Please copy out the lines of the data below, unchanged, from the first line through the line with "Point (222, 628, 245, 642)", including both.

** START ENTRIES PROVIDED **

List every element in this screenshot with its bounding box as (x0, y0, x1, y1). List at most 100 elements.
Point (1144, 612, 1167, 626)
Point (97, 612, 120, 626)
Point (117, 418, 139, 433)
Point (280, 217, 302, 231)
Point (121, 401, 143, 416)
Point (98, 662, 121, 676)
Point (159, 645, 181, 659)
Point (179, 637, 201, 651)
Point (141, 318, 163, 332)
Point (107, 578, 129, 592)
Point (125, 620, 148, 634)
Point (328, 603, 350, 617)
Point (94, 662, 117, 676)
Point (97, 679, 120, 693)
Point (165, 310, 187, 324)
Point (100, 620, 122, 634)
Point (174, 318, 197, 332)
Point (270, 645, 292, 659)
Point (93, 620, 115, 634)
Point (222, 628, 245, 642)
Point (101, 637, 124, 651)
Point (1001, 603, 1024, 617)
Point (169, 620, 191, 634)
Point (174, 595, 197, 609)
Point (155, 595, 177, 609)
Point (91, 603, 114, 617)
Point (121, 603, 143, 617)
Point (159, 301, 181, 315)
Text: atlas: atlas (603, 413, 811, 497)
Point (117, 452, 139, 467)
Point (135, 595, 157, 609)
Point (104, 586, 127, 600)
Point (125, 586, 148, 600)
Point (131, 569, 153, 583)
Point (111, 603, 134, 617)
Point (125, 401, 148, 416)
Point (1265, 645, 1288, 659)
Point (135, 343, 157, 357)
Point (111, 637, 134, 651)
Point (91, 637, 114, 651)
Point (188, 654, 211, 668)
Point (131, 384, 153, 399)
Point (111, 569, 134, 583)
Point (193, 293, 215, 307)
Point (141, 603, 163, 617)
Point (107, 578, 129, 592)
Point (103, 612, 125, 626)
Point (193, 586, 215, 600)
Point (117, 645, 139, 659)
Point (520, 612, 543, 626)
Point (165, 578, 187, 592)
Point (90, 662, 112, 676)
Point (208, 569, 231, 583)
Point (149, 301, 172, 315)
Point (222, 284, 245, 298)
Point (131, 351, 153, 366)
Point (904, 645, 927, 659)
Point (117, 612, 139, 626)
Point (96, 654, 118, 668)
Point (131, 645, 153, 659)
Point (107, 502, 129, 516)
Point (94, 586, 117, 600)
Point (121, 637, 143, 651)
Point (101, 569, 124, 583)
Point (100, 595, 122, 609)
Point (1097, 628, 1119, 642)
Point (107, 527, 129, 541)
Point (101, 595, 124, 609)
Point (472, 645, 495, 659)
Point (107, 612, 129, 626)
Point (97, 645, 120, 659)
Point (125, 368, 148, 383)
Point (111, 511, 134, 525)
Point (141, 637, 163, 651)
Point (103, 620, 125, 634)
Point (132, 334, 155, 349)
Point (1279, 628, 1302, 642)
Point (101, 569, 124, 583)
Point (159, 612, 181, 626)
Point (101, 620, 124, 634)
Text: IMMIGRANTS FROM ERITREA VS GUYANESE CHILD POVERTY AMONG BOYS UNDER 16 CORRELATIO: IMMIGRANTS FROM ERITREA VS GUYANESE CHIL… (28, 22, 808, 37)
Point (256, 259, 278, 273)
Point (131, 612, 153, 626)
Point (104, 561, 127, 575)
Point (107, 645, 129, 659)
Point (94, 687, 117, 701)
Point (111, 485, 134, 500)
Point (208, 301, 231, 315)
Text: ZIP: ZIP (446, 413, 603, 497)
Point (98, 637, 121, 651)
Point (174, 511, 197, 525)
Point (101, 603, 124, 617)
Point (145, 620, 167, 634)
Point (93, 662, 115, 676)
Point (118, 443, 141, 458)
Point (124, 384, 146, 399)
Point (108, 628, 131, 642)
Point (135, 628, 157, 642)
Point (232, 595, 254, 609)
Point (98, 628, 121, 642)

** END ENTRIES PROVIDED **

**EXERCISE ANSWER**
List every element in this screenshot with its bounding box as (x0, y0, x1, y1). List at most 100 elements.
Point (1144, 612, 1167, 626)
Point (97, 612, 120, 626)
Point (117, 418, 139, 433)
Point (280, 217, 302, 231)
Point (121, 401, 143, 416)
Point (98, 662, 121, 676)
Point (159, 645, 181, 659)
Point (179, 637, 201, 651)
Point (141, 318, 163, 332)
Point (107, 578, 129, 592)
Point (125, 620, 148, 634)
Point (328, 603, 350, 617)
Point (94, 662, 117, 676)
Point (97, 679, 120, 693)
Point (165, 310, 187, 324)
Point (100, 620, 122, 634)
Point (174, 318, 197, 332)
Point (270, 645, 292, 659)
Point (93, 620, 115, 634)
Point (222, 628, 245, 642)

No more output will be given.